Figure record listings:
----

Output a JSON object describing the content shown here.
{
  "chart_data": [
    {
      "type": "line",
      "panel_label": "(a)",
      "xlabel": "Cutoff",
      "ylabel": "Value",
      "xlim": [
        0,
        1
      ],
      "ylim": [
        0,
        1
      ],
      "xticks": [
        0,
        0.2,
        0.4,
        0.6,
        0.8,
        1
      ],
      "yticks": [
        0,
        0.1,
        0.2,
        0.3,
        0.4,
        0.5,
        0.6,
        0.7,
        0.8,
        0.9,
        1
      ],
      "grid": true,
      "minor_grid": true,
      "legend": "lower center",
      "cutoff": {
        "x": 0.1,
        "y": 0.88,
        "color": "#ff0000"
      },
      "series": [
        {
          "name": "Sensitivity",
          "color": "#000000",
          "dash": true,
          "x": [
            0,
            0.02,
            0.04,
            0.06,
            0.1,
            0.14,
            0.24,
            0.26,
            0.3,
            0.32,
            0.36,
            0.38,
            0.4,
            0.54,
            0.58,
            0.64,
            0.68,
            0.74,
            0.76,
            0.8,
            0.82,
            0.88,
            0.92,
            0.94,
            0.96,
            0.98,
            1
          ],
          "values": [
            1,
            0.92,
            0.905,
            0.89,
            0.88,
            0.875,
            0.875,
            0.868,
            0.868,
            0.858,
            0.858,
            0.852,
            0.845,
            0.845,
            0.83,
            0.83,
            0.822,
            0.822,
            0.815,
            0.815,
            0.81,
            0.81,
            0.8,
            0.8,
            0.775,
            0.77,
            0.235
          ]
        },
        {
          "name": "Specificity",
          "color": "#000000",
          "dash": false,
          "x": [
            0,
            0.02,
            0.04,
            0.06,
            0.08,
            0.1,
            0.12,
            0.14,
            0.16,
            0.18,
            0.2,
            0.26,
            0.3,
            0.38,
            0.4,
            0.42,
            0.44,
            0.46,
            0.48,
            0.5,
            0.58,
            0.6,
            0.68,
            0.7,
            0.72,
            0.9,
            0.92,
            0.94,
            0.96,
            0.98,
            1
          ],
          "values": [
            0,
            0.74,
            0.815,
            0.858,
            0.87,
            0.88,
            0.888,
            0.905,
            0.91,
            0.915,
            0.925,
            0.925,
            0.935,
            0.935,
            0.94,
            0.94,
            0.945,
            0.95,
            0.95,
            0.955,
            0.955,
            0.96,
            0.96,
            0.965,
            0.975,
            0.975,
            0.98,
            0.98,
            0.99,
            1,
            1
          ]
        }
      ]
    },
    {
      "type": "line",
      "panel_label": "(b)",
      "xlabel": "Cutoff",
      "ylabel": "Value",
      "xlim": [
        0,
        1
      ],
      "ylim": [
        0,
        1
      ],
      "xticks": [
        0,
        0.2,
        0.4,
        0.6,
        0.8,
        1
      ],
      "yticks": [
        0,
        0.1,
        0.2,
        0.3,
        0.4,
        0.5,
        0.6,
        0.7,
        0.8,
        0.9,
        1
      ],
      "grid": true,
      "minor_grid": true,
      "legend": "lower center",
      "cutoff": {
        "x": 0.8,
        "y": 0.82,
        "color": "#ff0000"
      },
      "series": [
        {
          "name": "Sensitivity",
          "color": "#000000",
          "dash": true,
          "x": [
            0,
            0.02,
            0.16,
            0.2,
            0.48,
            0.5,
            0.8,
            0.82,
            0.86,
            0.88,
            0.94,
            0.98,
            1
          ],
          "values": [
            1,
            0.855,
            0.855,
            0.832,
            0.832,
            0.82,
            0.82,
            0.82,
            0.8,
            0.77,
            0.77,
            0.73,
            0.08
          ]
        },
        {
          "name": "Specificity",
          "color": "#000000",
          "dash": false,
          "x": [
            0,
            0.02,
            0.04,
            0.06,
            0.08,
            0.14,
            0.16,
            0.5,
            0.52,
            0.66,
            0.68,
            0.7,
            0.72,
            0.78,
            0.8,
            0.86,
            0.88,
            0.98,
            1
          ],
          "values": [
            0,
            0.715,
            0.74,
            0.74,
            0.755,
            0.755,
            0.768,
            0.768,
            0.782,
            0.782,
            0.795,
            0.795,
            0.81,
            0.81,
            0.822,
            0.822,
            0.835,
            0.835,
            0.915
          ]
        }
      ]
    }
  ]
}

----

» **Required task**
Emit the full listing verbatim.

» **Response**
Output a JSON object describing the content shown here.
{
  "chart_data": [
    {
      "type": "line",
      "panel_label": "(a)",
      "xlabel": "Cutoff",
      "ylabel": "Value",
      "xlim": [
        0,
        1
      ],
      "ylim": [
        0,
        1
      ],
      "xticks": [
        0,
        0.2,
        0.4,
        0.6,
        0.8,
        1
      ],
      "yticks": [
        0,
        0.1,
        0.2,
        0.3,
        0.4,
        0.5,
        0.6,
        0.7,
        0.8,
        0.9,
        1
      ],
      "grid": true,
      "minor_grid": true,
      "legend": "lower center",
      "cutoff": {
        "x": 0.1,
        "y": 0.88,
        "color": "#ff0000"
      },
      "series": [
        {
          "name": "Sensitivity",
          "color": "#000000",
          "dash": true,
          "x": [
            0,
            0.02,
            0.04,
            0.06,
            0.1,
            0.14,
            0.24,
            0.26,
            0.3,
            0.32,
            0.36,
            0.38,
            0.4,
            0.54,
            0.58,
            0.64,
            0.68,
            0.74,
            0.76,
            0.8,
            0.82,
            0.88,
            0.92,
            0.94,
            0.96,
            0.98,
            1
          ],
          "values": [
            1,
            0.92,
            0.905,
            0.89,
            0.88,
            0.875,
            0.875,
            0.868,
            0.868,
            0.858,
            0.858,
            0.852,
            0.845,
            0.845,
            0.83,
            0.83,
            0.822,
            0.822,
            0.815,
            0.815,
            0.81,
            0.81,
            0.8,
            0.8,
            0.775,
            0.77,
            0.235
          ]
        },
        {
          "name": "Specificity",
          "color": "#000000",
          "dash": false,
          "x": [
            0,
            0.02,
            0.04,
            0.06,
            0.08,
            0.1,
            0.12,
            0.14,
            0.16,
            0.18,
            0.2,
            0.26,
            0.3,
            0.38,
            0.4,
            0.42,
            0.44,
            0.46,
            0.48,
            0.5,
            0.58,
            0.6,
            0.68,
            0.7,
            0.72,
            0.9,
            0.92,
            0.94,
            0.96,
            0.98,
            1
          ],
          "values": [
            0,
            0.74,
            0.815,
            0.858,
            0.87,
            0.88,
            0.888,
            0.905,
            0.91,
            0.915,
            0.925,
            0.925,
            0.935,
            0.935,
            0.94,
            0.94,
            0.945,
            0.95,
            0.95,
            0.955,
            0.955,
            0.96,
            0.96,
            0.965,
            0.975,
            0.975,
            0.98,
            0.98,
            0.99,
            1,
            1
          ]
        }
      ]
    },
    {
      "type": "line",
      "panel_label": "(b)",
      "xlabel": "Cutoff",
      "ylabel": "Value",
      "xlim": [
        0,
        1
      ],
      "ylim": [
        0,
        1
      ],
      "xticks": [
        0,
        0.2,
        0.4,
        0.6,
        0.8,
        1
      ],
      "yticks": [
        0,
        0.1,
        0.2,
        0.3,
        0.4,
        0.5,
        0.6,
        0.7,
        0.8,
        0.9,
        1
      ],
      "grid": true,
      "minor_grid": true,
      "legend": "lower center",
      "cutoff": {
        "x": 0.8,
        "y": 0.82,
        "color": "#ff0000"
      },
      "series": [
        {
          "name": "Sensitivity",
          "color": "#000000",
          "dash": true,
          "x": [
            0,
            0.02,
            0.16,
            0.2,
            0.48,
            0.5,
            0.8,
            0.82,
            0.86,
            0.88,
            0.94,
            0.98,
            1
          ],
          "values": [
            1,
            0.855,
            0.855,
            0.832,
            0.832,
            0.82,
            0.82,
            0.82,
            0.8,
            0.77,
            0.77,
            0.73,
            0.08
          ]
        },
        {
          "name": "Specificity",
          "color": "#000000",
          "dash": false,
          "x": [
            0,
            0.02,
            0.04,
            0.06,
            0.08,
            0.14,
            0.16,
            0.5,
            0.52,
            0.66,
            0.68,
            0.7,
            0.72,
            0.78,
            0.8,
            0.86,
            0.88,
            0.98,
            1
          ],
          "values": [
            0,
            0.715,
            0.74,
            0.74,
            0.755,
            0.755,
            0.768,
            0.768,
            0.782,
            0.782,
            0.795,
            0.795,
            0.81,
            0.81,
            0.822,
            0.822,
            0.835,
            0.835,
            0.915
          ]
        }
      ]
    }
  ]
}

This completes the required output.